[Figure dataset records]
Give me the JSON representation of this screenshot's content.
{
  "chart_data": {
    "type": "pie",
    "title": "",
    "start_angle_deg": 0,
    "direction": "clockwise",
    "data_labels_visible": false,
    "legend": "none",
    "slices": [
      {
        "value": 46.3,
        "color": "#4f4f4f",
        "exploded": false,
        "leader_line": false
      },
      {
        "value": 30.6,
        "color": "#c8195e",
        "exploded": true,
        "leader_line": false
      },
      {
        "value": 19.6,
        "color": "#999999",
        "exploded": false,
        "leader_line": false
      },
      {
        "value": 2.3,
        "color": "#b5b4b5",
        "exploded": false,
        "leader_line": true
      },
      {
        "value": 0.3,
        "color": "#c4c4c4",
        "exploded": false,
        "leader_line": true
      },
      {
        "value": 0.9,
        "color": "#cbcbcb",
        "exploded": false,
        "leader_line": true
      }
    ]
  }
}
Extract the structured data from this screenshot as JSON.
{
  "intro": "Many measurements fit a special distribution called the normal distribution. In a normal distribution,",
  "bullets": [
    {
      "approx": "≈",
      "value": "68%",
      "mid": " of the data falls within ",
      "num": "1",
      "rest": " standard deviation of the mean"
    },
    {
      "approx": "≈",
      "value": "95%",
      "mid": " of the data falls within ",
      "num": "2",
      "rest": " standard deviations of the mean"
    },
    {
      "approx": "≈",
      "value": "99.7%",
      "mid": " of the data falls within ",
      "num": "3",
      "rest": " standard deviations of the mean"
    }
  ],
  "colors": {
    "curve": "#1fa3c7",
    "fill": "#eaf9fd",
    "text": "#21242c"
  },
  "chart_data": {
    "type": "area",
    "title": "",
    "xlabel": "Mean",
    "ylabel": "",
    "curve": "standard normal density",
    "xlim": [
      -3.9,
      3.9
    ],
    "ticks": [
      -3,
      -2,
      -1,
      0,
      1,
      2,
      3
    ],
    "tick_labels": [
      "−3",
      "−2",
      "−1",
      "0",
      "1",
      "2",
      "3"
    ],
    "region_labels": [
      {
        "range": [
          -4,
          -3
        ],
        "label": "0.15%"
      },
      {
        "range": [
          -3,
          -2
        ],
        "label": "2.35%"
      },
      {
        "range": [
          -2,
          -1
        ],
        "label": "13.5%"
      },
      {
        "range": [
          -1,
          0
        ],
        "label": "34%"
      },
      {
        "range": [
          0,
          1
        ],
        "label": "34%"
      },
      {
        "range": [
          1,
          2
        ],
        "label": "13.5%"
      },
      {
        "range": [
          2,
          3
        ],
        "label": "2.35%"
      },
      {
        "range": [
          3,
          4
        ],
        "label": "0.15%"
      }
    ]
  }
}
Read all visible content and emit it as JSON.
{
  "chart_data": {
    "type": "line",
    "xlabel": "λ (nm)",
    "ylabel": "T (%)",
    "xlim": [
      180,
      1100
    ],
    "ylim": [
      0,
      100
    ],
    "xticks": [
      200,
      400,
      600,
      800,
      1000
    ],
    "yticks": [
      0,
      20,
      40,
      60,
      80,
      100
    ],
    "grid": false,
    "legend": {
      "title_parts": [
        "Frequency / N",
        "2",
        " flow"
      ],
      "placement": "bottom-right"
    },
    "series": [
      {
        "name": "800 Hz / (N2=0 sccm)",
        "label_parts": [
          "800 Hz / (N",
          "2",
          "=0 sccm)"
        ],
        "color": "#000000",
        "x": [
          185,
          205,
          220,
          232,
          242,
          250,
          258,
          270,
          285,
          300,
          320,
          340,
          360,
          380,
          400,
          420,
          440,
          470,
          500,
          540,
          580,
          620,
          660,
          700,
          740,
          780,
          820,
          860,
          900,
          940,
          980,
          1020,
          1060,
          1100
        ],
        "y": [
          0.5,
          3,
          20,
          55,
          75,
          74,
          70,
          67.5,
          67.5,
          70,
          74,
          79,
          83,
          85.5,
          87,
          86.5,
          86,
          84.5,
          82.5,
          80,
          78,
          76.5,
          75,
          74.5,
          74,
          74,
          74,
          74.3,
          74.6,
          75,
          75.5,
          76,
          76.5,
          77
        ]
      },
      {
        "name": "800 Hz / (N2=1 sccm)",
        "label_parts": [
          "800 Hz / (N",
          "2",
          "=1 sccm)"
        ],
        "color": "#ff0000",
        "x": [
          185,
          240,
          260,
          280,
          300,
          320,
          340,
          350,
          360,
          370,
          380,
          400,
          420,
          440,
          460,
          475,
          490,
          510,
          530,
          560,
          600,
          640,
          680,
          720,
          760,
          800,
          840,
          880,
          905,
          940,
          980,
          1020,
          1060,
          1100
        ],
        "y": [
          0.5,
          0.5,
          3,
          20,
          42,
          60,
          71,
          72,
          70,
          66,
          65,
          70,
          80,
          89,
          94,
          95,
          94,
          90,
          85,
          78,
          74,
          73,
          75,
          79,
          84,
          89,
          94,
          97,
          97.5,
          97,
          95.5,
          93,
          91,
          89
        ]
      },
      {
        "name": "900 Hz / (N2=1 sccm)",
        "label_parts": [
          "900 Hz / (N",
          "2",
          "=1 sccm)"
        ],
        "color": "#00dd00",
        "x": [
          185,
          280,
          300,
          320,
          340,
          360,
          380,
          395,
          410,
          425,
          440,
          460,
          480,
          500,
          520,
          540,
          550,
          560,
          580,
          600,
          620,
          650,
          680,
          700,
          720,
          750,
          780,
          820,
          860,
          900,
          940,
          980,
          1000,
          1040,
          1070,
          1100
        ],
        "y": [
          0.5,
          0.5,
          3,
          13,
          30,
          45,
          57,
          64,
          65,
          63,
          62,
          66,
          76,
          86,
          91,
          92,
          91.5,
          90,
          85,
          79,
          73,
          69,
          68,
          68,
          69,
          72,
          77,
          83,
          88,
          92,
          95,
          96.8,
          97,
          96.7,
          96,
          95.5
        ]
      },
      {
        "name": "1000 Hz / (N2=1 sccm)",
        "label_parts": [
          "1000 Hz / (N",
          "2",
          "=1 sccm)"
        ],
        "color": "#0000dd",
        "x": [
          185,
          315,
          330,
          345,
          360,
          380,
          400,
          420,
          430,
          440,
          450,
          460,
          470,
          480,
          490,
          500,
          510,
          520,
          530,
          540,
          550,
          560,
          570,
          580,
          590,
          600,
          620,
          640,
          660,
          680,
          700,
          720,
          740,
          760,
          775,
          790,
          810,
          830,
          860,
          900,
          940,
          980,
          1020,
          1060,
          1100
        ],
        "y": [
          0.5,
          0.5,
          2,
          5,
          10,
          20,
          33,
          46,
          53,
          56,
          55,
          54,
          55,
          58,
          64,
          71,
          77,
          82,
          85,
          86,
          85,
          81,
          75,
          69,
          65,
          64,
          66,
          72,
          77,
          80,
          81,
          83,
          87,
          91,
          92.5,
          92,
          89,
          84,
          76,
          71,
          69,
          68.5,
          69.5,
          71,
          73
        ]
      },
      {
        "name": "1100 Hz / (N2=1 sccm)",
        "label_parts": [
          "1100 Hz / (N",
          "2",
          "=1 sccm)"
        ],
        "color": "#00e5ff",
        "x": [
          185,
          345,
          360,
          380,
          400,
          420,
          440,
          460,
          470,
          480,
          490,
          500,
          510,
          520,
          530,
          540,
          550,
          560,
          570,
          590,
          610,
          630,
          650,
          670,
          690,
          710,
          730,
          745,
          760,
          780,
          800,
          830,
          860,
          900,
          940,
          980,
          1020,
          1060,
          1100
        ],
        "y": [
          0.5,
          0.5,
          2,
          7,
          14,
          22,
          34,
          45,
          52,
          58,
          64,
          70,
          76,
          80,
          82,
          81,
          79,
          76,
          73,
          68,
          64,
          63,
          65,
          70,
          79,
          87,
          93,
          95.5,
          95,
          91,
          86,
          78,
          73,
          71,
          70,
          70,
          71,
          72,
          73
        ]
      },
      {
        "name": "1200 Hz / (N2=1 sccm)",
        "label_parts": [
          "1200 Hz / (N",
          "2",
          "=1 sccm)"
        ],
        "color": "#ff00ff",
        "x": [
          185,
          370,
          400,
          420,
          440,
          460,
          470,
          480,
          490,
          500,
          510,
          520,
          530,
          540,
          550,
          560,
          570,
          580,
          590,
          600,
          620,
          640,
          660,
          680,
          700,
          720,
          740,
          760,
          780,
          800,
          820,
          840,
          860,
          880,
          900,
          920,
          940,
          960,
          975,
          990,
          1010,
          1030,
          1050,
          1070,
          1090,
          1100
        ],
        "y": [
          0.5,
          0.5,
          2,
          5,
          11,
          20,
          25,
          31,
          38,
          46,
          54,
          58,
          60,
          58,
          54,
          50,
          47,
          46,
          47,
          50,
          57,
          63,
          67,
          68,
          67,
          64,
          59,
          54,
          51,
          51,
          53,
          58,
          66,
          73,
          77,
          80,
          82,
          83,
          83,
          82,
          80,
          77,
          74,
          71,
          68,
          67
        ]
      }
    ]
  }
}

### Written problem
Every line in the data that holds "normal" should be copied out.

### Response to the exercise
  "intro": "Many measurements fit a special distribution called the normal distribution. In a normal distribution,",
    "curve": "standard normal density",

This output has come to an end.